Copy each line that has the string "text" somewhere in it.

» INPUT DATA
=====
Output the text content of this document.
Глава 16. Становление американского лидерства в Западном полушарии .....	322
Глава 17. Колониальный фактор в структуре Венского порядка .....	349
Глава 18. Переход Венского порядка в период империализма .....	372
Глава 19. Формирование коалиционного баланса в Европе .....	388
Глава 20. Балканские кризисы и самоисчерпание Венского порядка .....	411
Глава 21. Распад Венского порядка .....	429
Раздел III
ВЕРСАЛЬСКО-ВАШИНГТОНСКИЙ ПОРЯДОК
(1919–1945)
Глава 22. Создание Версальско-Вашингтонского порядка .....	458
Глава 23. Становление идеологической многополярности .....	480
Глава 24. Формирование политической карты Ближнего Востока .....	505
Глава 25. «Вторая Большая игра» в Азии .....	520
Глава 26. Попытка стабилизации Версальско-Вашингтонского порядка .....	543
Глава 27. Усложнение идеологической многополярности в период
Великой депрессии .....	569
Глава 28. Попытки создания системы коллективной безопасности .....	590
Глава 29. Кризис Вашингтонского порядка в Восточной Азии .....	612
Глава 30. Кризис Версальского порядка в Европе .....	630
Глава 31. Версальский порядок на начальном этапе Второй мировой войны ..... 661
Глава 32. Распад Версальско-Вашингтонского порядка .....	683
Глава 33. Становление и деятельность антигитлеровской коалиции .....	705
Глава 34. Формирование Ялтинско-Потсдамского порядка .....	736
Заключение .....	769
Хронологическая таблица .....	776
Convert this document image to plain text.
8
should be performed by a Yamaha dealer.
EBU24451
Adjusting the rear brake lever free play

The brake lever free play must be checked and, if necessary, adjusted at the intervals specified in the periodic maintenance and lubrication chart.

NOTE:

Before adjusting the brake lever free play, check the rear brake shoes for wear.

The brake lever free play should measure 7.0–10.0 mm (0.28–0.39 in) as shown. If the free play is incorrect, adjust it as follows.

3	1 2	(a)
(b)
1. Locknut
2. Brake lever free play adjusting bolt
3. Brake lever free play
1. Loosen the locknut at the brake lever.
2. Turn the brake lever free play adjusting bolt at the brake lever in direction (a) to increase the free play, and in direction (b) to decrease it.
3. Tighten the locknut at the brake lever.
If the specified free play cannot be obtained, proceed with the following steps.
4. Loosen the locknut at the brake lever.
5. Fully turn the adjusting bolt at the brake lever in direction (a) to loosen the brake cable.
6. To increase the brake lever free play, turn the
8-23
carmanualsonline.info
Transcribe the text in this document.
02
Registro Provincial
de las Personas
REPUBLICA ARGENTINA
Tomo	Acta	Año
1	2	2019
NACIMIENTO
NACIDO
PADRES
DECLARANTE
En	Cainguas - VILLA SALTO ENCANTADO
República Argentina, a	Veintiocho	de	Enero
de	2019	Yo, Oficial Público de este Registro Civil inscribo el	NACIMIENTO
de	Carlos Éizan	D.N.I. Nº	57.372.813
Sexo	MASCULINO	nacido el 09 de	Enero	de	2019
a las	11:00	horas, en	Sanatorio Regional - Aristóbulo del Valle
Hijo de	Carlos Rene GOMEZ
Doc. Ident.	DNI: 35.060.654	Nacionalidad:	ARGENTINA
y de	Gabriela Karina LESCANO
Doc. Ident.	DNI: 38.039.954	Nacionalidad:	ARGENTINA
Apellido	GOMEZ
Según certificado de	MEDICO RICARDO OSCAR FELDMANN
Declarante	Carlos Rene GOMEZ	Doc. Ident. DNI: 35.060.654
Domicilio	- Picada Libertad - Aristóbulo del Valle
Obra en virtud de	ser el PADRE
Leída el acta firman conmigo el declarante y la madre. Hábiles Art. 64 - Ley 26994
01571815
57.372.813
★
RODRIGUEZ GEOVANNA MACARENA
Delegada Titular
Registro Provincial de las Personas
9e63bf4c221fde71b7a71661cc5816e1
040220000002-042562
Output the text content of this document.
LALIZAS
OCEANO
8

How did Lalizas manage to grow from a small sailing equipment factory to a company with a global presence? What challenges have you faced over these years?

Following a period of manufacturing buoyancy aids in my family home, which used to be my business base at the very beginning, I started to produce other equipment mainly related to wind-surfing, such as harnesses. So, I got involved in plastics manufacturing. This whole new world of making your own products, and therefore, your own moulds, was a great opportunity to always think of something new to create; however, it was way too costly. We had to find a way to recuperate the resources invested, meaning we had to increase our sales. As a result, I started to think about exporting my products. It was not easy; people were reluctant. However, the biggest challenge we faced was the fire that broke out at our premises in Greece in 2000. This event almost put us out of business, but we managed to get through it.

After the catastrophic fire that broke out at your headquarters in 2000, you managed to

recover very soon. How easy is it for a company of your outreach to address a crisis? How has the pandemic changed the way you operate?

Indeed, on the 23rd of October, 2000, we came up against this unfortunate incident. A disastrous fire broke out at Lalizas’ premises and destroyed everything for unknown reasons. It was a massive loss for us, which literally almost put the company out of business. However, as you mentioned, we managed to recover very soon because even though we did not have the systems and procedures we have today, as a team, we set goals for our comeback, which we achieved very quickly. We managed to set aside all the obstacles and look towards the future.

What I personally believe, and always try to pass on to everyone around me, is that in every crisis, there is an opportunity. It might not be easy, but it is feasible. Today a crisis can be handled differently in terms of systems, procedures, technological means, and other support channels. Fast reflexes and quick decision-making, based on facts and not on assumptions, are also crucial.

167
=====
» RESULT
Output the text content of this document.
Convert this document image to plain text.
Transcribe the text in this document.
Output the text content of this document.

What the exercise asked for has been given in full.